**SELECTED EXCERPT**
□ □ □ □

Explaining a Diagnosis of Cystic Fibrosis to Friends and FamilyPosted on January 10, 2018

Explaining a Diagnosis of Cystic Fibrosis

When my husband and I first found out that our son Joey had cystic fibrosis, telling others was the last thing on our minds and we kept the diagnosis fairly private. As we learned more about CF and how it affected Joey, we soon realized that we needed to tell our friends and family, at least the ones we were close to.

Joey was too young to talk, so of course my husband and I were his voice. We began opening up and sharing Joey’s story with our close circle of friends and family, although we didn’t feel the need to go through our address book and start calling everyone we knew. Whenever we saw a family member or got together with friends, we would share our story and even though it felt good to be open with others about our CF struggles, I always worried that it may cause people to pity us or treat Joey differently, which I didn’t want.  

It can be sad and difficult to open up about a fatal lung disease when the life expectancy of your child is 37 years old, I think most people would feel sorry for us if they heard that. So I made sure to let others know that even though Joey has cystic fibrosis, he is just like any other child and can do anything normal child can. The only difference is he takes medications and breathing treatments throughout the day. I would also explain that if Joey catches a cold it can be a little worse than an average child catching a cold. I made sure to let my playdate groups know that if they have any children with stuffy noses we would just skip the play date, no big deal. Thankfully all my mommy friends would let me know when their kids were sick. Even if it was the smallest cough, they were considerate enough to let me know and then I could decide if we should go or not. We also made sure to let Joey’s school and teachers knew. I try my hardest to keep Joey healthy and a big part of that is making sure there aren’t any children around him who are sick or who have cystic fibrosis.

When Joey was in preschool, I would have his teachers contact me if someone else in the class was sick so that I could come pick him up. Since then I’ve kind of let that go because by the time I would pick him up from school I figure he may have already touched something the other child touched and caught whatever the other child had. I have learned that I can’t always prevent every sickness, no matter what measures I take.  

Since very few people know what Cystic Fibrosis is, I appreciate the opportunity to educate others about this disease and to help raise awareness in the community. I figure that the more awareness for this disease, the more funds that will be raised to find a cure. I shared the news of Joey’s disease more in the beginning when he was first diagnosed. Now, four years later, I am not having those conversations as often because everyone that needs to know, already does at this point. The only new people I share his disease with are his teachers and any new friend’s he meets along the way.

□ □ □ □

(Document layout analysis data)
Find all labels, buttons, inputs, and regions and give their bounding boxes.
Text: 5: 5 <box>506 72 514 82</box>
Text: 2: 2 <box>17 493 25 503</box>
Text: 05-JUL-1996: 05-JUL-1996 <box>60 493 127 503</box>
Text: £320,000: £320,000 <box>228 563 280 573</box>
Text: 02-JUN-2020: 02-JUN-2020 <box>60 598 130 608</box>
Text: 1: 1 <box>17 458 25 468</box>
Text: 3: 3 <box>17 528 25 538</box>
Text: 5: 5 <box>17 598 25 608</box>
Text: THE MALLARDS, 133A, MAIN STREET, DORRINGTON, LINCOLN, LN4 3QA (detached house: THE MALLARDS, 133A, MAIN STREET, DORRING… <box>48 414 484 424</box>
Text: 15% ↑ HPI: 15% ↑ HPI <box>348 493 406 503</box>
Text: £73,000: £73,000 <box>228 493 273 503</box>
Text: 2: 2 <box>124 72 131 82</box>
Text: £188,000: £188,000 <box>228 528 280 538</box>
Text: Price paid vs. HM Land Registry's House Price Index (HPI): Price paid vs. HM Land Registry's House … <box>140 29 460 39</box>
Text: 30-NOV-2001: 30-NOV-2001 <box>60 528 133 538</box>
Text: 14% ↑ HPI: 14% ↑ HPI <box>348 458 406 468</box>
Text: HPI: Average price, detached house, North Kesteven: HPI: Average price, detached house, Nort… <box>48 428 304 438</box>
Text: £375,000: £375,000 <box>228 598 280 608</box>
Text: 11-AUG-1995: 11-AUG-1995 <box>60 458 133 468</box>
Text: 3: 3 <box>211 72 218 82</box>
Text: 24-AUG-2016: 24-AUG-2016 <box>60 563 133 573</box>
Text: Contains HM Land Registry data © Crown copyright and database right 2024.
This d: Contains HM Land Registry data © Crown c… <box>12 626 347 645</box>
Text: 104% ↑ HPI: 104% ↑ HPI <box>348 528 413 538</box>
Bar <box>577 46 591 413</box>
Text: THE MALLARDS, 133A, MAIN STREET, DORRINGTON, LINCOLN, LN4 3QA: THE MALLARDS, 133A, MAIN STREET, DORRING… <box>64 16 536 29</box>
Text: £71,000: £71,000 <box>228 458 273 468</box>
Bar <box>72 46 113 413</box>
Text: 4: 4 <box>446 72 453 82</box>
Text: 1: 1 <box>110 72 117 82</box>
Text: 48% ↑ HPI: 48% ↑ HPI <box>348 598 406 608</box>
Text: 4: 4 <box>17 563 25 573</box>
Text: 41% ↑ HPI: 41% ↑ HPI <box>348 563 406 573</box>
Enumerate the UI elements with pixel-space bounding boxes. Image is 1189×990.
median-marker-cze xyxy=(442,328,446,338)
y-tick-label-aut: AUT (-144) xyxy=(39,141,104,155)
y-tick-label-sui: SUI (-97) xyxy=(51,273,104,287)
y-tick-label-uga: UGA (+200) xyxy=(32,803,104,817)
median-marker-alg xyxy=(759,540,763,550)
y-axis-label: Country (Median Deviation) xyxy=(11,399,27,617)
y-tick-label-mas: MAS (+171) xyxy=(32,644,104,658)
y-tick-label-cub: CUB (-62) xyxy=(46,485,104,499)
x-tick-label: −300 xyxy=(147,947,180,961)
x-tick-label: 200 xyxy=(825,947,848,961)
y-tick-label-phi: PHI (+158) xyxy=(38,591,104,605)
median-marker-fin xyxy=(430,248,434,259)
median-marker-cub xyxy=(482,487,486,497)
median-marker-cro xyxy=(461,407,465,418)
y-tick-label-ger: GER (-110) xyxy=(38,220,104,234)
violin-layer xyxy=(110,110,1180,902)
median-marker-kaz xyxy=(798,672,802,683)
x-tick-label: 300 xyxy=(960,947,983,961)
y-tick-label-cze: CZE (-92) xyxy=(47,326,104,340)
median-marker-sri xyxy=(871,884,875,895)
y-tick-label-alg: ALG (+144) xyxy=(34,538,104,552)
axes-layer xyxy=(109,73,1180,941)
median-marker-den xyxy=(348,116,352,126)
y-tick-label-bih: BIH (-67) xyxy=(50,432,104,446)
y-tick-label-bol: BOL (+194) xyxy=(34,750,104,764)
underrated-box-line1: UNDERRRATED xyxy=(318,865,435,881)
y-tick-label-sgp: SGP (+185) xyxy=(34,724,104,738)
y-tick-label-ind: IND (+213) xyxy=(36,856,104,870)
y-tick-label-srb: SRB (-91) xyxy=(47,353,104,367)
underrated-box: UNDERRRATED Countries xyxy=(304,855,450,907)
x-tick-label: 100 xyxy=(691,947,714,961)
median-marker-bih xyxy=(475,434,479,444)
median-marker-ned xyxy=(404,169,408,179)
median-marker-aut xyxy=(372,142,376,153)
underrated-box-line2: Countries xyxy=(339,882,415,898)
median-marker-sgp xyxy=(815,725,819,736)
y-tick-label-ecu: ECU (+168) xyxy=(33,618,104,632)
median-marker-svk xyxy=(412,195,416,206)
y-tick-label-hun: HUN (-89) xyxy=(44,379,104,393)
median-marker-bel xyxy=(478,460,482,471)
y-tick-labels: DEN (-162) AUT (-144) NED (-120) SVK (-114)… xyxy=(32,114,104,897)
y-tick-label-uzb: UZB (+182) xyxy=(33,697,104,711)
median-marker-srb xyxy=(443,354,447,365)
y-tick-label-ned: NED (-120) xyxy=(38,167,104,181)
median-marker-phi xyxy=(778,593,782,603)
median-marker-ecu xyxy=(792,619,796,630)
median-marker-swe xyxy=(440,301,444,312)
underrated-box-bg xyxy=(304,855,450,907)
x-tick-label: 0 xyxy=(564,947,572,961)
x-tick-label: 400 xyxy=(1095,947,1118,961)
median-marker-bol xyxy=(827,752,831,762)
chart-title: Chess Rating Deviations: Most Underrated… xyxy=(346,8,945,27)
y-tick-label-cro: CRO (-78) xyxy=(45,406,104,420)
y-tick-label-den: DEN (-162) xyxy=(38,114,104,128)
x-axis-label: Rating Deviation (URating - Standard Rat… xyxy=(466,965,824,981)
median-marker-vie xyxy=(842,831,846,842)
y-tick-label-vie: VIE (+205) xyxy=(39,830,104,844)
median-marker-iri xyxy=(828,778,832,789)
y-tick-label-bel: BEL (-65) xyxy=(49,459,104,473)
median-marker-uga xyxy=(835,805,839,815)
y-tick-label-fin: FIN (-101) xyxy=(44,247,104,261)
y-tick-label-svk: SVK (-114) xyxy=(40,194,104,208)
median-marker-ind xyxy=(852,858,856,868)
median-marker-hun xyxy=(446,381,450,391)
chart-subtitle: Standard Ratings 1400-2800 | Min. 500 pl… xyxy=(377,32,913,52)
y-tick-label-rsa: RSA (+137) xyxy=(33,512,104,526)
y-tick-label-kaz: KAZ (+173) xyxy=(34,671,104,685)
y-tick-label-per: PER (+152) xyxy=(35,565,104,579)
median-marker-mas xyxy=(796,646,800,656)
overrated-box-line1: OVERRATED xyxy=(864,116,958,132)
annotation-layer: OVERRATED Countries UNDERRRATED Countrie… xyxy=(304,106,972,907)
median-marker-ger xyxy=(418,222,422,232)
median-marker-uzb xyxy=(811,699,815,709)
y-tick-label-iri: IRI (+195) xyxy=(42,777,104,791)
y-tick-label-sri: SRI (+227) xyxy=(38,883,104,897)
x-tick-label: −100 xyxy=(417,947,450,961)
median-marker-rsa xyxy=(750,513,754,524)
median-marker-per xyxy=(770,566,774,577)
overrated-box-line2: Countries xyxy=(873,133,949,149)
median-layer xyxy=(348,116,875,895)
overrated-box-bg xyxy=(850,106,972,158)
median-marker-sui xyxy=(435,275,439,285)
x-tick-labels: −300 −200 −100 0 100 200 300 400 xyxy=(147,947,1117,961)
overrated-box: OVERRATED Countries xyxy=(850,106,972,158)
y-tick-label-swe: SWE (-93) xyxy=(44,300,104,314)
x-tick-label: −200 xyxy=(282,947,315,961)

□ □ □ □

**WORK ORDER A**
In the post about cystic fibrosis, what life expectancy is given for Joey?
**WORK ORDER B**
Reproduce word for word the part of the post about cystic fibrosis that opens with the words containing "Explaining a Diagnosis of Cystic Fibrosis to" and closes with "were close to.".
The items are material separate from the post about cystic fibrosis.

**EXPECTED OUTPUT A**
37 years old.

**EXPECTED OUTPUT B**
Explaining a Diagnosis of Cystic Fibrosis to Friends and FamilyPosted on January 10, 2018

Explaining a Diagnosis of Cystic Fibrosis

When my husband and I first found out that our son Joey had cystic fibrosis, telling others was the last thing on our minds and we kept the diagnosis fairly private. As we learned more about CF and how it affected Joey, we soon realized that we needed to tell our friends and family, at least the ones we were close to.